*INSTRUCTIONS TO FOLLOW*:
Print, please, the line that contains "Read this page and output its text content." and each line after it to the end of the entries, unchanged and with nothing else.

*GIVEN DATA*:

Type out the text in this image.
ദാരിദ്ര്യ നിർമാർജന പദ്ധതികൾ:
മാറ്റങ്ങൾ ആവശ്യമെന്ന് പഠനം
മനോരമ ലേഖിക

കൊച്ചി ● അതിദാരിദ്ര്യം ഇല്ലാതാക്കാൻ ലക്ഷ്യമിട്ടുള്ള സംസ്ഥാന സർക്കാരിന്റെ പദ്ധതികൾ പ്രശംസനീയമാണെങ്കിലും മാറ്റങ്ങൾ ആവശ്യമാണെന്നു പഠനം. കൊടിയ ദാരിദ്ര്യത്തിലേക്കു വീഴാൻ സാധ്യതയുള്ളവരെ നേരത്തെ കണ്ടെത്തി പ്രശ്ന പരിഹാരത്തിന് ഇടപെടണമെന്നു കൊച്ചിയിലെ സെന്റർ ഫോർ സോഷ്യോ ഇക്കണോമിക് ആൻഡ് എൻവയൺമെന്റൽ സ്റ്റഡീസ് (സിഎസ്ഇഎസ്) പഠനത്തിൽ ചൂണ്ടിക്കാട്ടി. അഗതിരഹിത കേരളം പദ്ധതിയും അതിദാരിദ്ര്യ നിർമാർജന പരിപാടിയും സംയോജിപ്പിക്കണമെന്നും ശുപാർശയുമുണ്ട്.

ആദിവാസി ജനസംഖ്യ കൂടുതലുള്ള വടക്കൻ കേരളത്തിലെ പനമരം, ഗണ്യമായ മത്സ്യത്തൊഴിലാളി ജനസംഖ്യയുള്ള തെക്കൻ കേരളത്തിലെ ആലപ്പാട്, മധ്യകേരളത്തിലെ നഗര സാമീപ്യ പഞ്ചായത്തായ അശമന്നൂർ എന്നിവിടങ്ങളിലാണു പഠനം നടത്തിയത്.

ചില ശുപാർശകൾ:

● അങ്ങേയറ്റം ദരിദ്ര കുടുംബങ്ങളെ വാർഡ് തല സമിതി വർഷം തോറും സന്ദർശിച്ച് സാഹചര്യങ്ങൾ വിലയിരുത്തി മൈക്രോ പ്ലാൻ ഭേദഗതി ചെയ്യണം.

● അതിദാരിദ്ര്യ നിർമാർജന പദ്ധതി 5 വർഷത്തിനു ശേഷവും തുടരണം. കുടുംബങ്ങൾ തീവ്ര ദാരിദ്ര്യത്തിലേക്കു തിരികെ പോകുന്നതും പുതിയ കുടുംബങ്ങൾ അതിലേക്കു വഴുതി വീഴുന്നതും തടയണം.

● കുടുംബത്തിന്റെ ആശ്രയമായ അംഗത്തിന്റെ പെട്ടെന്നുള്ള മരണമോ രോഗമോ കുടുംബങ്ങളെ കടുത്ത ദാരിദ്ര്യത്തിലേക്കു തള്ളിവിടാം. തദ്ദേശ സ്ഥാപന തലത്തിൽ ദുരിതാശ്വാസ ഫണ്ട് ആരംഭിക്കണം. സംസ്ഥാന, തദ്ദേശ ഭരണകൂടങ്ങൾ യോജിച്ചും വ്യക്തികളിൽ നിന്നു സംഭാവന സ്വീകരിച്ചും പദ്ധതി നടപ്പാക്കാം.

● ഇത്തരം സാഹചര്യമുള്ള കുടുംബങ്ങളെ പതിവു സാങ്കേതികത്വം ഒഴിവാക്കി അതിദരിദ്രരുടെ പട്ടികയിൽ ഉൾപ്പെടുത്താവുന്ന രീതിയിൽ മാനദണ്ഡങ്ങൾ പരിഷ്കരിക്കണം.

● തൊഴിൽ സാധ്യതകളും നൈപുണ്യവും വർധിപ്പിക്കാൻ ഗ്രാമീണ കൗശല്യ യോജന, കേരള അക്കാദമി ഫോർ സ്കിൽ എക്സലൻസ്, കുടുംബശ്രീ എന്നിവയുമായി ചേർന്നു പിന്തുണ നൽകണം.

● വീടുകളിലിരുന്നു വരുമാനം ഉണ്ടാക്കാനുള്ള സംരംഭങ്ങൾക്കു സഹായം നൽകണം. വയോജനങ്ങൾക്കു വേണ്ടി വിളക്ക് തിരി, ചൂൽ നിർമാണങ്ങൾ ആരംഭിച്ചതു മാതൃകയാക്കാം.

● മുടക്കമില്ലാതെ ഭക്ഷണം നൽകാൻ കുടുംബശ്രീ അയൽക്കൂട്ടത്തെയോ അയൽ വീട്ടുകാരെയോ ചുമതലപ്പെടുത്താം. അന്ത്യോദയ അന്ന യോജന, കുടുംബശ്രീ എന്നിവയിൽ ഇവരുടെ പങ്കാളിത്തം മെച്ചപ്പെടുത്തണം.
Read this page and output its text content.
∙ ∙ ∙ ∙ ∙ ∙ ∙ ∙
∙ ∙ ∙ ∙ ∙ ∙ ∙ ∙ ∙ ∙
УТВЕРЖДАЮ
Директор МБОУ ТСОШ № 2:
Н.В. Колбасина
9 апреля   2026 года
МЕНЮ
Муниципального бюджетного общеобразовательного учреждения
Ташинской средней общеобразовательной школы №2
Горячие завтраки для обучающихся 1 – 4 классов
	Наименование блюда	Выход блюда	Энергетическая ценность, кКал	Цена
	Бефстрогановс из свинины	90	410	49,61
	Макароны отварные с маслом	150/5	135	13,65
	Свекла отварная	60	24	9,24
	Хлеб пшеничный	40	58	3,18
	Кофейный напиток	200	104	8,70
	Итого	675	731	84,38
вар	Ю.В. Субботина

*ANSWER FOR THE TASK*:
Read this page and output its text content.
∙ ∙ ∙ ∙ ∙ ∙ ∙ ∙
∙ ∙ ∙ ∙ ∙ ∙ ∙ ∙ ∙ ∙
УТВЕРЖДАЮ
Директор МБОУ ТСОШ № 2:
Н.В. Колбасина
9 апреля   2026 года
МЕНЮ
Муниципального бюджетного общеобразовательного учреждения
Ташинской средней общеобразовательной школы №2
Горячие завтраки для обучающихся 1 – 4 классов
	Наименование блюда	Выход блюда	Энергетическая ценность, кКал	Цена
	Бефстрогановс из свинины	90	410	49,61
	Макароны отварные с маслом	150/5	135	13,65
	Свекла отварная	60	24	9,24
	Хлеб пшеничный	40	58	3,18
	Кофейный напиток	200	104	8,70
	Итого	675	731	84,38
вар	Ю.В. Субботина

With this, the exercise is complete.